╔══

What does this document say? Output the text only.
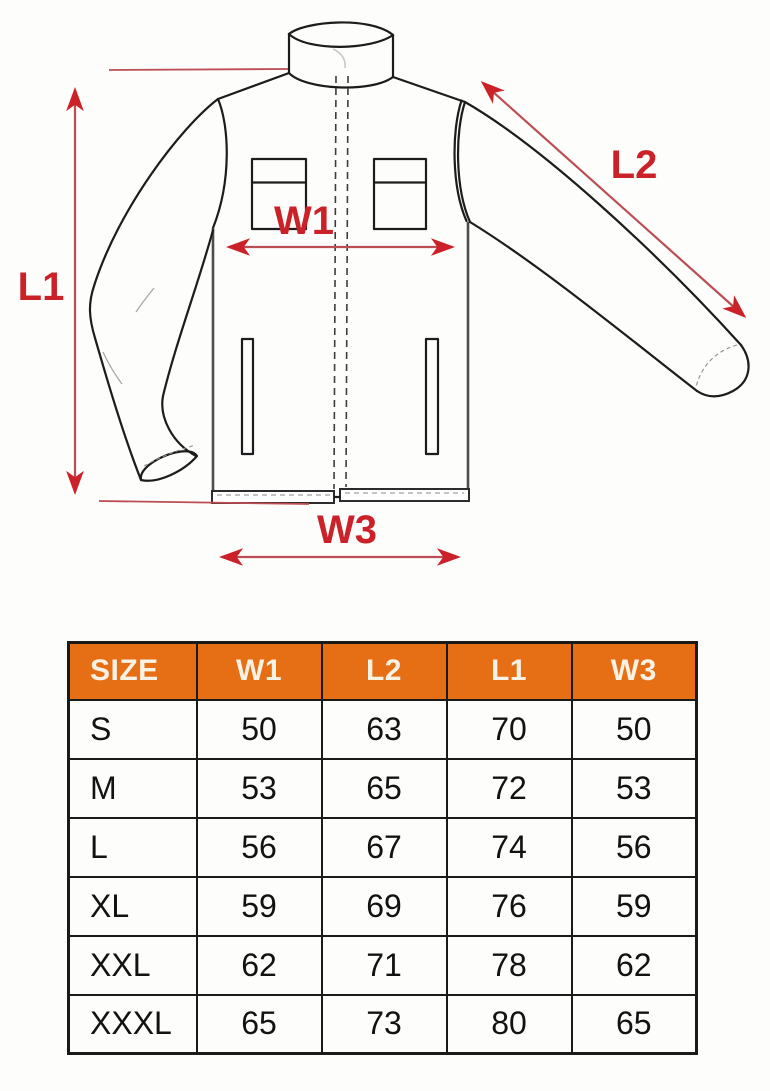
L1
W1
L2
W3
SIZE	W1	L2	L1	W3
S	50	63	70	50
M	53	65	72	53
L	56	67	74	56
XL	59	69	76	59
XXL	62	71	78	62
XXXL	65	73	80	65
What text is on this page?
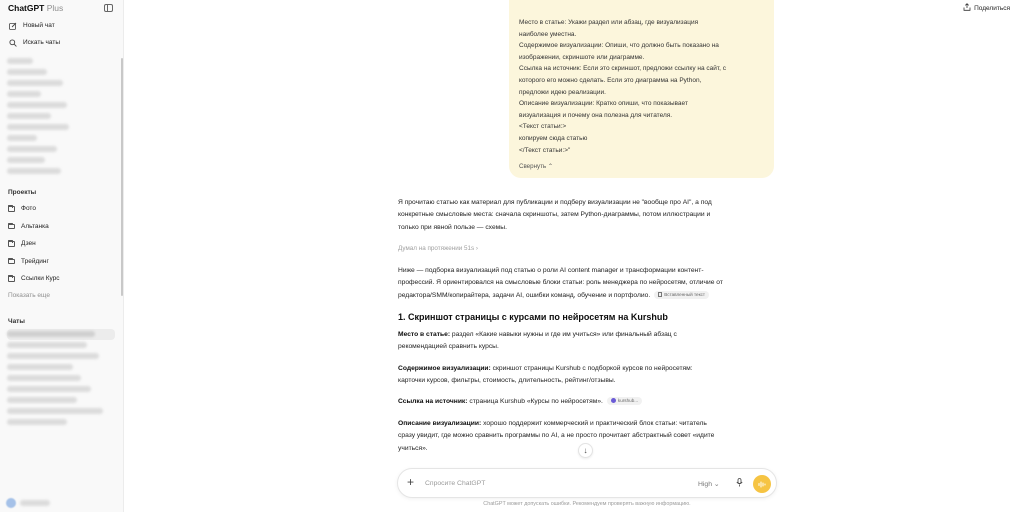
ChatGPT Plus
Новый чат
Искать чаты
Проекты
Фото
Альтанка
Дзен
Трейдинг
Ссылки Курс
Показать еще
Чаты
Поделиться
Место в статье: Укажи раздел или абзац, где визуализация
наиболее уместна.
Содержимое визуализации: Опиши, что должно быть показано на
изображении, скриншоте или диаграмме.
Ссылка на источник: Если это скриншот, предложи ссылку на сайт, с
которого его можно сделать. Если это диаграмма на Python,
предложи идею реализации.
Описание визуализации: Кратко опиши, что показывает
визуализация и почему она полезна для читателя.
<Текст статьи:>
копируем сюда статью
</Текст статьи:>"
Свернуть ⌃
Я прочитаю статью как материал для публикации и подберу визуализации не "вообще про AI", а под
конкретные смысловые места: сначала скриншоты, затем Python-диаграммы, потом иллюстрации и
только при явной пользе — схемы.
Думал на протяжении 51s ›
Ниже — подборка визуализаций под статью о роли AI content manager и трансформации контент-
профессий. Я ориентировался на смысловые блоки статьи: роль менеджера по нейросетям, отличие от
редактора/SMM/копирайтера, задачи AI, ошибки команд, обучение и портфолио.	Вставленный текст
1. Скриншот страницы с курсами по нейросетям на Kurshub
Место в статье: раздел «Какие навыки нужны и где им учиться» или финальный абзац с
рекомендацией сравнить курсы.
Содержимое визуализации: скриншот страницы Kurshub с подборкой курсов по нейросетям:
карточки курсов, фильтры, стоимость, длительность, рейтинг/отзывы.
Ссылка на источник: страница Kurshub «Курсы по нейросетям».	kurshub...
Описание визуализации: хорошо поддержит коммерческий и практический блок статьи: читатель
сразу увидит, где можно сравнить программы по AI, а не просто прочитает абстрактный совет «идите
учиться».	↓
+ Спросите ChatGPT	High ⌄
ChatGPT может допускать ошибки. Рекомендуем проверять важную информацию.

╚══

GIVEN TASK:
Output every entry exactly as given; pictures are not part of the copy.

ANSWER FOR THIS EXERCISE:
What does this document say? Output the text only.
L1
W1
L2
W3
SIZE	W1	L2	L1	W3
S	50	63	70	50
M	53	65	72	53
L	56	67	74	56
XL	59	69	76	59
XXL	62	71	78	62
XXXL	65	73	80	65
What text is on this page?
ChatGPT Plus
Новый чат
Искать чаты
Проекты
Фото
Альтанка
Дзен
Трейдинг
Ссылки Курс
Показать еще
Чаты
Поделиться
Место в статье: Укажи раздел или абзац, где визуализация
наиболее уместна.
Содержимое визуализации: Опиши, что должно быть показано на
изображении, скриншоте или диаграмме.
Ссылка на источник: Если это скриншот, предложи ссылку на сайт, с
которого его можно сделать. Если это диаграмма на Python,
предложи идею реализации.
Описание визуализации: Кратко опиши, что показывает
визуализация и почему она полезна для читателя.
<Текст статьи:>
копируем сюда статью
</Текст статьи:>"
Свернуть ⌃
Я прочитаю статью как материал для публикации и подберу визуализации не "вообще про AI", а под
конкретные смысловые места: сначала скриншоты, затем Python-диаграммы, потом иллюстрации и
только при явной пользе — схемы.
Думал на протяжении 51s ›
Ниже — подборка визуализаций под статью о роли AI content manager и трансформации контент-
профессий. Я ориентировался на смысловые блоки статьи: роль менеджера по нейросетям, отличие от
редактора/SMM/копирайтера, задачи AI, ошибки команд, обучение и портфолио.	Вставленный текст
1. Скриншот страницы с курсами по нейросетям на Kurshub
Место в статье: раздел «Какие навыки нужны и где им учиться» или финальный абзац с
рекомендацией сравнить курсы.
Содержимое визуализации: скриншот страницы Kurshub с подборкой курсов по нейросетям:
карточки курсов, фильтры, стоимость, длительность, рейтинг/отзывы.
Ссылка на источник: страница Kurshub «Курсы по нейросетям».	kurshub...
Описание визуализации: хорошо поддержит коммерческий и практический блок статьи: читатель
сразу увидит, где можно сравнить программы по AI, а не просто прочитает абстрактный совет «идите
учиться».	↓
+ Спросите ChatGPT	High ⌄
ChatGPT может допускать ошибки. Рекомендуем проверять важную информацию.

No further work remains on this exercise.